_SOURCE MATERIAL:_
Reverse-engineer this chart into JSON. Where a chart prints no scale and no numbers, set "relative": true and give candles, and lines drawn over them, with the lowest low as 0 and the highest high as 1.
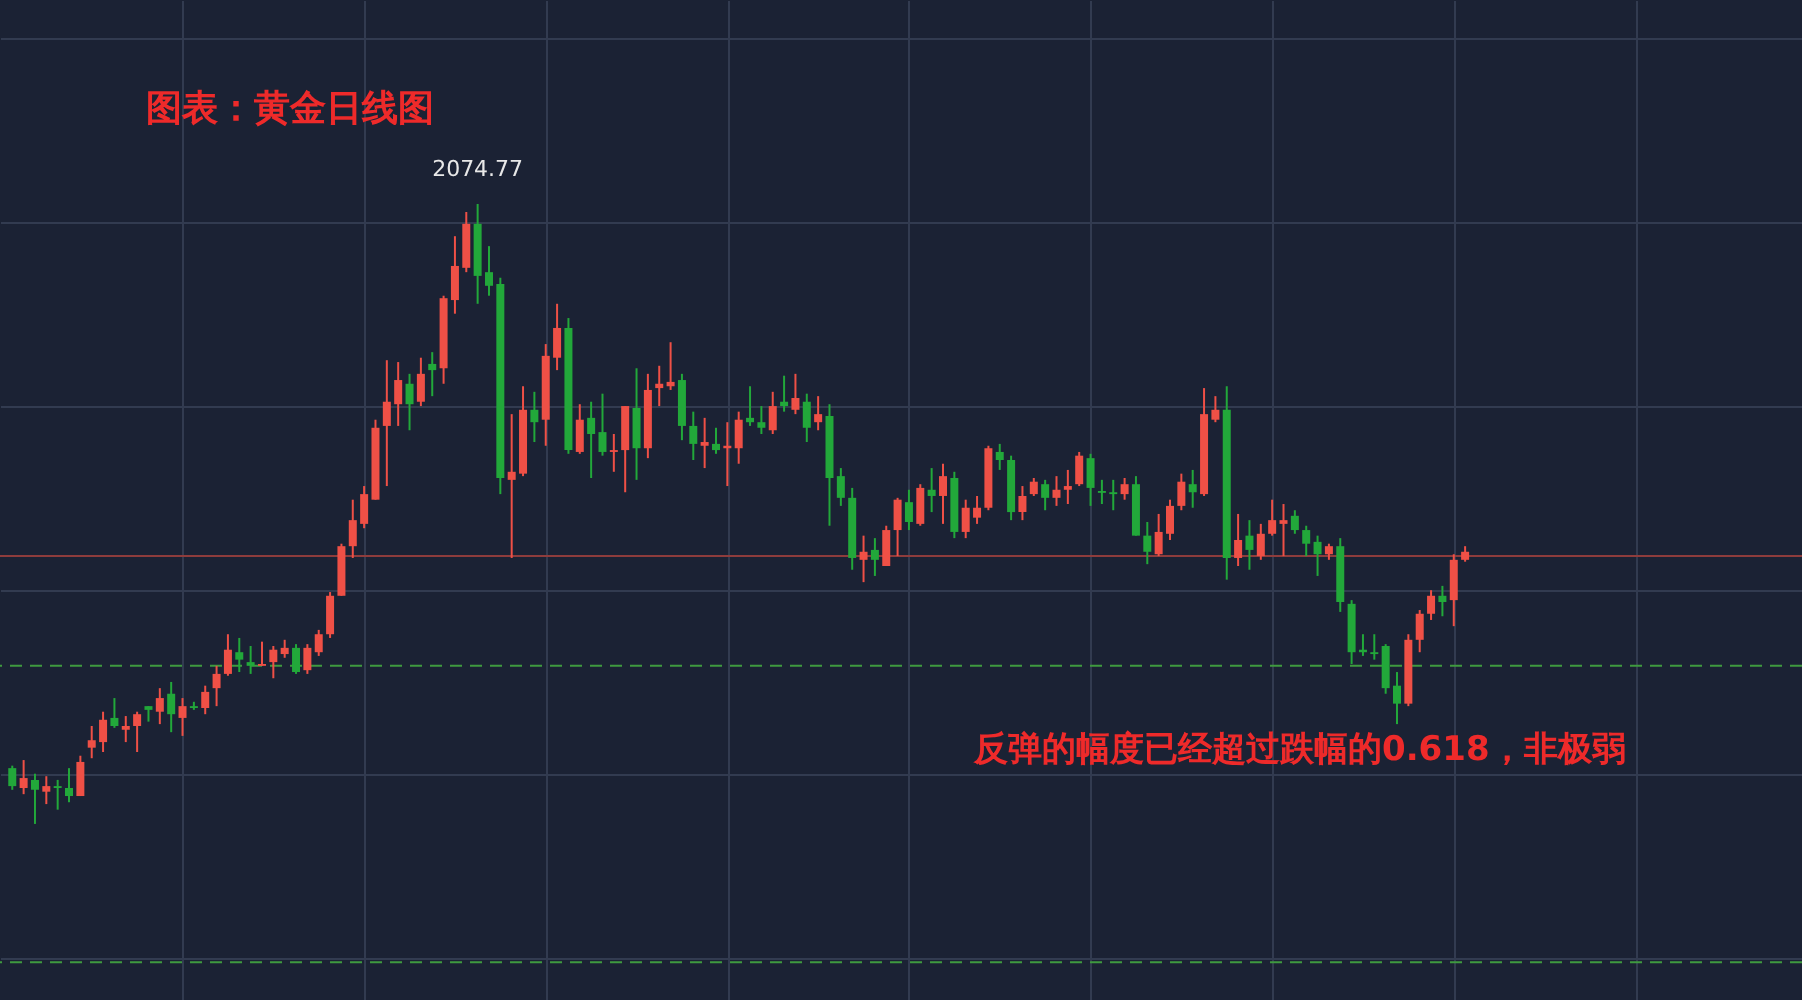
{
  "chart_data": {
    "type": "candlestick",
    "title": "图表：黄金日线图",
    "relative": true,
    "grid": true,
    "annotations": [
      {
        "text": "2074.77",
        "y": 1
      },
      "反弹的幅度已经超过跌幅的0.618，非极弱"
    ],
    "categories": [
      null,
      null,
      null,
      null,
      null,
      null,
      null,
      null,
      null,
      null,
      null,
      null,
      null,
      null,
      null,
      null,
      null,
      null,
      null,
      null,
      null,
      null,
      null,
      null,
      null,
      null,
      null,
      null,
      null,
      null,
      null,
      null,
      null,
      null,
      null,
      null,
      null,
      null,
      null,
      null,
      null,
      null,
      null,
      null,
      null,
      null,
      null,
      null,
      null,
      null,
      null,
      null,
      null,
      null,
      null,
      null,
      null,
      null,
      null,
      null,
      null,
      null,
      null,
      null,
      null,
      null,
      null,
      null,
      null,
      null,
      null,
      null,
      null,
      null,
      null,
      null,
      null,
      null,
      null,
      null,
      null,
      null,
      null,
      null,
      null,
      null,
      null,
      null,
      null,
      null,
      null,
      null,
      null,
      null,
      null,
      null,
      null,
      null,
      null,
      null,
      null,
      null,
      null,
      null,
      null,
      null,
      null,
      null,
      null,
      null,
      null,
      null,
      null,
      null,
      null,
      null,
      null,
      null,
      null,
      null,
      null,
      null,
      null,
      null,
      null,
      null,
      null,
      null,
      null
    ],
    "ohlc": [
      [
        0.09,
        0.094,
        0.055,
        0.061
      ],
      [
        0.058,
        0.103,
        0.048,
        0.074
      ],
      [
        0.071,
        0.081,
        0,
        0.055
      ],
      [
        0.052,
        0.077,
        0.032,
        0.061
      ],
      [
        0.061,
        0.071,
        0.023,
        0.058
      ],
      [
        0.058,
        0.09,
        0.035,
        0.045
      ],
      [
        0.045,
        0.11,
        0.045,
        0.1
      ],
      [
        0.123,
        0.158,
        0.106,
        0.135
      ],
      [
        0.132,
        0.181,
        0.116,
        0.168
      ],
      [
        0.171,
        0.203,
        0.155,
        0.158
      ],
      [
        0.152,
        0.174,
        0.132,
        0.158
      ],
      [
        0.158,
        0.181,
        0.116,
        0.177
      ],
      [
        0.19,
        0.19,
        0.165,
        0.184
      ],
      [
        0.181,
        0.219,
        0.161,
        0.203
      ],
      [
        0.21,
        0.229,
        0.148,
        0.177
      ],
      [
        0.171,
        0.203,
        0.142,
        0.19
      ],
      [
        0.19,
        0.197,
        0.184,
        0.187
      ],
      [
        0.187,
        0.223,
        0.177,
        0.213
      ],
      [
        0.219,
        0.255,
        0.19,
        0.242
      ],
      [
        0.242,
        0.306,
        0.239,
        0.281
      ],
      [
        0.277,
        0.3,
        0.245,
        0.265
      ],
      [
        0.261,
        0.287,
        0.242,
        0.255
      ],
      [
        0.255,
        0.294,
        0.255,
        0.258
      ],
      [
        0.261,
        0.287,
        0.235,
        0.281
      ],
      [
        0.274,
        0.297,
        0.268,
        0.284
      ],
      [
        0.284,
        0.29,
        0.242,
        0.245
      ],
      [
        0.248,
        0.29,
        0.242,
        0.284
      ],
      [
        0.277,
        0.313,
        0.271,
        0.306
      ],
      [
        0.306,
        0.374,
        0.3,
        0.368
      ],
      [
        0.368,
        0.452,
        0.368,
        0.448
      ],
      [
        0.448,
        0.523,
        0.429,
        0.49
      ],
      [
        0.484,
        0.545,
        0.477,
        0.532
      ],
      [
        0.523,
        0.652,
        0.523,
        0.639
      ],
      [
        0.642,
        0.748,
        0.545,
        0.681
      ],
      [
        0.677,
        0.745,
        0.642,
        0.716
      ],
      [
        0.71,
        0.726,
        0.635,
        0.677
      ],
      [
        0.681,
        0.752,
        0.674,
        0.726
      ],
      [
        0.742,
        0.761,
        0.69,
        0.732
      ],
      [
        0.735,
        0.852,
        0.71,
        0.848
      ],
      [
        0.845,
        0.948,
        0.823,
        0.9
      ],
      [
        0.897,
        0.987,
        0.89,
        0.968
      ],
      [
        0.968,
        1,
        0.839,
        0.884
      ],
      [
        0.89,
        0.932,
        0.852,
        0.868
      ],
      [
        0.871,
        0.881,
        0.532,
        0.558
      ],
      [
        0.555,
        0.661,
        0.429,
        0.568
      ],
      [
        0.565,
        0.706,
        0.561,
        0.668
      ],
      [
        0.668,
        0.697,
        0.616,
        0.648
      ],
      [
        0.652,
        0.774,
        0.61,
        0.755
      ],
      [
        0.752,
        0.839,
        0.732,
        0.8
      ],
      [
        0.8,
        0.816,
        0.597,
        0.603
      ],
      [
        0.6,
        0.677,
        0.597,
        0.652
      ],
      [
        0.655,
        0.681,
        0.558,
        0.629
      ],
      [
        0.632,
        0.694,
        0.594,
        0.6
      ],
      [
        0.6,
        0.629,
        0.568,
        0.603
      ],
      [
        0.603,
        0.674,
        0.535,
        0.674
      ],
      [
        0.671,
        0.735,
        0.555,
        0.606
      ],
      [
        0.606,
        0.726,
        0.59,
        0.7
      ],
      [
        0.703,
        0.739,
        0.674,
        0.71
      ],
      [
        0.706,
        0.777,
        0.7,
        0.713
      ],
      [
        0.716,
        0.726,
        0.619,
        0.642
      ],
      [
        0.642,
        0.665,
        0.587,
        0.613
      ],
      [
        0.61,
        0.655,
        0.574,
        0.616
      ],
      [
        0.613,
        0.639,
        0.597,
        0.603
      ],
      [
        0.606,
        0.648,
        0.545,
        0.61
      ],
      [
        0.606,
        0.665,
        0.581,
        0.652
      ],
      [
        0.655,
        0.706,
        0.642,
        0.648
      ],
      [
        0.648,
        0.674,
        0.629,
        0.639
      ],
      [
        0.635,
        0.697,
        0.629,
        0.674
      ],
      [
        0.681,
        0.723,
        0.665,
        0.674
      ],
      [
        0.668,
        0.726,
        0.661,
        0.687
      ],
      [
        0.681,
        0.694,
        0.616,
        0.639
      ],
      [
        0.648,
        0.69,
        0.635,
        0.661
      ],
      [
        0.658,
        0.677,
        0.481,
        0.558
      ],
      [
        0.561,
        0.574,
        0.513,
        0.526
      ],
      [
        0.526,
        0.542,
        0.41,
        0.429
      ],
      [
        0.426,
        0.465,
        0.39,
        0.439
      ],
      [
        0.442,
        0.461,
        0.4,
        0.426
      ],
      [
        0.416,
        0.481,
        0.416,
        0.474
      ],
      [
        0.474,
        0.526,
        0.432,
        0.523
      ],
      [
        0.519,
        0.539,
        0.474,
        0.487
      ],
      [
        0.484,
        0.548,
        0.481,
        0.542
      ],
      [
        0.539,
        0.574,
        0.503,
        0.529
      ],
      [
        0.529,
        0.581,
        0.484,
        0.561
      ],
      [
        0.558,
        0.568,
        0.461,
        0.471
      ],
      [
        0.471,
        0.523,
        0.461,
        0.51
      ],
      [
        0.494,
        0.529,
        0.484,
        0.51
      ],
      [
        0.51,
        0.61,
        0.506,
        0.606
      ],
      [
        0.6,
        0.613,
        0.571,
        0.587
      ],
      [
        0.587,
        0.594,
        0.49,
        0.503
      ],
      [
        0.503,
        0.545,
        0.49,
        0.529
      ],
      [
        0.532,
        0.558,
        0.529,
        0.552
      ],
      [
        0.548,
        0.555,
        0.506,
        0.526
      ],
      [
        0.526,
        0.561,
        0.513,
        0.539
      ],
      [
        0.539,
        0.571,
        0.516,
        0.545
      ],
      [
        0.548,
        0.6,
        0.545,
        0.594
      ],
      [
        0.59,
        0.597,
        0.513,
        0.542
      ],
      [
        0.537,
        0.555,
        0.516,
        0.534
      ],
      [
        0.535,
        0.555,
        0.506,
        0.532
      ],
      [
        0.532,
        0.558,
        0.523,
        0.548
      ],
      [
        0.548,
        0.561,
        0.465,
        0.465
      ],
      [
        0.465,
        0.487,
        0.419,
        0.439
      ],
      [
        0.435,
        0.5,
        0.432,
        0.471
      ],
      [
        0.468,
        0.523,
        0.458,
        0.513
      ],
      [
        0.513,
        0.565,
        0.506,
        0.552
      ],
      [
        0.548,
        0.571,
        0.51,
        0.535
      ],
      [
        0.532,
        0.703,
        0.529,
        0.661
      ],
      [
        0.652,
        0.69,
        0.648,
        0.668
      ],
      [
        0.668,
        0.706,
        0.394,
        0.429
      ],
      [
        0.429,
        0.5,
        0.416,
        0.458
      ],
      [
        0.465,
        0.49,
        0.41,
        0.442
      ],
      [
        0.432,
        0.484,
        0.426,
        0.468
      ],
      [
        0.468,
        0.523,
        0.465,
        0.49
      ],
      [
        0.484,
        0.516,
        0.432,
        0.49
      ],
      [
        0.497,
        0.506,
        0.468,
        0.474
      ],
      [
        0.474,
        0.481,
        0.432,
        0.452
      ],
      [
        0.455,
        0.465,
        0.4,
        0.435
      ],
      [
        0.435,
        0.452,
        0.426,
        0.448
      ],
      [
        0.448,
        0.461,
        0.342,
        0.358
      ],
      [
        0.355,
        0.361,
        0.258,
        0.277
      ],
      [
        0.281,
        0.306,
        0.271,
        0.277
      ],
      [
        0.277,
        0.306,
        0.265,
        0.274
      ],
      [
        0.287,
        0.29,
        0.21,
        0.219
      ],
      [
        0.223,
        0.245,
        0.161,
        0.194
      ],
      [
        0.194,
        0.306,
        0.19,
        0.297
      ],
      [
        0.297,
        0.345,
        0.277,
        0.339
      ],
      [
        0.339,
        0.377,
        0.329,
        0.368
      ],
      [
        0.368,
        0.384,
        0.335,
        0.358
      ],
      [
        0.361,
        0.435,
        0.319,
        0.426
      ],
      [
        0.426,
        0.448,
        0.423,
        0.439
      ]
    ],
    "colors": [
      "#22a83a",
      "#ef5046",
      "#22a83a",
      "#ef5046",
      "#22a83a",
      "#22a83a",
      "#ef5046",
      "#ef5046",
      "#ef5046",
      "#22a83a",
      "#ef5046",
      "#ef5046",
      "#22a83a",
      "#ef5046",
      "#22a83a",
      "#ef5046",
      "#22a83a",
      "#ef5046",
      "#ef5046",
      "#ef5046",
      "#22a83a",
      "#22a83a",
      "#ef5046",
      "#ef5046",
      "#ef5046",
      "#22a83a",
      "#ef5046",
      "#ef5046",
      "#ef5046",
      "#ef5046",
      "#ef5046",
      "#ef5046",
      "#ef5046",
      "#ef5046",
      "#ef5046",
      "#22a83a",
      "#ef5046",
      "#22a83a",
      "#ef5046",
      "#ef5046",
      "#ef5046",
      "#22a83a",
      "#22a83a",
      "#22a83a",
      "#ef5046",
      "#ef5046",
      "#22a83a",
      "#ef5046",
      "#ef5046",
      "#22a83a",
      "#ef5046",
      "#22a83a",
      "#22a83a",
      "#ef5046",
      "#ef5046",
      "#22a83a",
      "#ef5046",
      "#ef5046",
      "#ef5046",
      "#22a83a",
      "#22a83a",
      "#ef5046",
      "#22a83a",
      "#ef5046",
      "#ef5046",
      "#22a83a",
      "#22a83a",
      "#ef5046",
      "#22a83a",
      "#ef5046",
      "#22a83a",
      "#ef5046",
      "#22a83a",
      "#22a83a",
      "#22a83a",
      "#ef5046",
      "#22a83a",
      "#ef5046",
      "#ef5046",
      "#22a83a",
      "#ef5046",
      "#22a83a",
      "#ef5046",
      "#22a83a",
      "#ef5046",
      "#ef5046",
      "#ef5046",
      "#22a83a",
      "#22a83a",
      "#ef5046",
      "#ef5046",
      "#22a83a",
      "#ef5046",
      "#ef5046",
      "#ef5046",
      "#22a83a",
      "#22a83a",
      "#22a83a",
      "#ef5046",
      "#22a83a",
      "#22a83a",
      "#ef5046",
      "#ef5046",
      "#ef5046",
      "#22a83a",
      "#ef5046",
      "#ef5046",
      "#22a83a",
      "#ef5046",
      "#22a83a",
      "#ef5046",
      "#ef5046",
      "#ef5046",
      "#22a83a",
      "#22a83a",
      "#22a83a",
      "#ef5046",
      "#22a83a",
      "#22a83a",
      "#22a83a",
      "#22a83a",
      "#22a83a",
      "#22a83a",
      "#ef5046",
      "#ef5046",
      "#ef5046",
      "#22a83a",
      "#ef5046",
      "#ef5046"
    ],
    "ref_lines": [
      {
        "axis": "y",
        "value": 0.432,
        "color": "#8e3c3c",
        "line_style": "solid"
      },
      {
        "axis": "y",
        "value": 0.255,
        "color": "#3f9a3f",
        "line_style": "dashed"
      },
      {
        "axis": "y",
        "value": -0.223,
        "color": "#3f9a3f",
        "line_style": "dashed"
      }
    ]
  }
}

_WHAT TO PRODUCE:_
State the number of lines in the preceding entries that include the word "true". Provide nothing else.

_WRITTEN ANSWER:_
3